→ **Written instruction**: Find out how many lines of the material contain the string "record" and give only that figure.

(Stored entries)
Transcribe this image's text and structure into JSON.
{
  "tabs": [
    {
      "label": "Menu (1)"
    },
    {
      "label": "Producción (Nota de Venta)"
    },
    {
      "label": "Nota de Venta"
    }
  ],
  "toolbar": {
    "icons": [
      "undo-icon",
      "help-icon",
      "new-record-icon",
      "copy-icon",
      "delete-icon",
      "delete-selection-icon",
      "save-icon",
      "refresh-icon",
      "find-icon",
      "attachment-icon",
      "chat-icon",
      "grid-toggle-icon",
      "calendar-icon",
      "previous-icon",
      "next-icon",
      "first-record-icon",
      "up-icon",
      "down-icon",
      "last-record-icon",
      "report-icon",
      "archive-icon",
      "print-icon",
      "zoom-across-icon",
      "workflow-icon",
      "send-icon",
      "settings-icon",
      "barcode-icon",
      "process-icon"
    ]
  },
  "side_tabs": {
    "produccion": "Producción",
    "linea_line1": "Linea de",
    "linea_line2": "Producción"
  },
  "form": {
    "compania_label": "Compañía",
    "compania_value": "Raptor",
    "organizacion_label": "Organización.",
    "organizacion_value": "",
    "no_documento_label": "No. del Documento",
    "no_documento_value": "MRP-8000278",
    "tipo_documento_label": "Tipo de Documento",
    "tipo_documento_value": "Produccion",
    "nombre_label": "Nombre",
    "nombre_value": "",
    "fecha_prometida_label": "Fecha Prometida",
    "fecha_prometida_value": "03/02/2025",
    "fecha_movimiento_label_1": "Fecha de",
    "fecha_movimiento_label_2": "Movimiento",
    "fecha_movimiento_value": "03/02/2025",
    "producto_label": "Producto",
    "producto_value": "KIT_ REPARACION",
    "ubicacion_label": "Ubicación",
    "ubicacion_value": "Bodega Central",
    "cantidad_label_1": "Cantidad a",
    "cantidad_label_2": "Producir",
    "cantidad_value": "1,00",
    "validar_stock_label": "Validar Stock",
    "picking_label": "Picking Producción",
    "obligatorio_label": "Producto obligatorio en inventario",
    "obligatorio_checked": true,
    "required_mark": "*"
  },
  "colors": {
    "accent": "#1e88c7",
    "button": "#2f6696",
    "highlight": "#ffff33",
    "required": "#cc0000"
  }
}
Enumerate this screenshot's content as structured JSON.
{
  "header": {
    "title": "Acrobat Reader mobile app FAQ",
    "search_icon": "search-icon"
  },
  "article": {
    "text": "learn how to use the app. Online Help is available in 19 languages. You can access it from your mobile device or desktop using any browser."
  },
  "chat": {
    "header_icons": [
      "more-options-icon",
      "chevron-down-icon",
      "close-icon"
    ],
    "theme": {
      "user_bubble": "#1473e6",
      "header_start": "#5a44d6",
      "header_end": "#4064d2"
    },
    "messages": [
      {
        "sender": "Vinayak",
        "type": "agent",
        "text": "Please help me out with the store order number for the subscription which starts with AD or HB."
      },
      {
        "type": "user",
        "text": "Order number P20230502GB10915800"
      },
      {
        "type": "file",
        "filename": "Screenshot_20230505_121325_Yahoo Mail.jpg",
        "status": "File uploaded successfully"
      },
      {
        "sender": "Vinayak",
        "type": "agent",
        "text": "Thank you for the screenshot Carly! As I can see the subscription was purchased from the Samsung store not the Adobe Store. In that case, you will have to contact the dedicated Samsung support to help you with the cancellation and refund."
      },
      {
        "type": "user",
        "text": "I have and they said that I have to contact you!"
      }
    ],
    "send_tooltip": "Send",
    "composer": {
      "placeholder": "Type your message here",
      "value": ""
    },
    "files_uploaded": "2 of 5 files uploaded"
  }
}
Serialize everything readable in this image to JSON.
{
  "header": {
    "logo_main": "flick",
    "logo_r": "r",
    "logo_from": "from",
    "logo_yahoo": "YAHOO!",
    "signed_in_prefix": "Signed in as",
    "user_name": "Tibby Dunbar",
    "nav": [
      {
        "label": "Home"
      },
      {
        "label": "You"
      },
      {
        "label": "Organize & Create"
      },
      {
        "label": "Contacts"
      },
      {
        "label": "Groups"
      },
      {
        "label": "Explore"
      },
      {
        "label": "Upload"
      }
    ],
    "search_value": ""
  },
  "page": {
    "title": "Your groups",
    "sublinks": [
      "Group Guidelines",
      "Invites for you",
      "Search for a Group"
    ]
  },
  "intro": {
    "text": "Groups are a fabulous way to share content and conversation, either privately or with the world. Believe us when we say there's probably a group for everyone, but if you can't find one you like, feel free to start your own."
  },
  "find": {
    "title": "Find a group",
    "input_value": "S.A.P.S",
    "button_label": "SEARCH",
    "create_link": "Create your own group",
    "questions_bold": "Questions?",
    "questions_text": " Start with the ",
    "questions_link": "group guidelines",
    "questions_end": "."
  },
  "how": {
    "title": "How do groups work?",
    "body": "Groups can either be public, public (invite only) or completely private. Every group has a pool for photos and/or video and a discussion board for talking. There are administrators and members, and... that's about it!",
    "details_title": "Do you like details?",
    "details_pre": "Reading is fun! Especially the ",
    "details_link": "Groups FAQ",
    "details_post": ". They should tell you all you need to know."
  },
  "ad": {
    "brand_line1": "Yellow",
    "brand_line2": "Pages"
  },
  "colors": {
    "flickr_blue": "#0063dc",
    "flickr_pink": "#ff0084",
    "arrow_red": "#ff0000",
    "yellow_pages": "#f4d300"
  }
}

→ **Correct output**: 3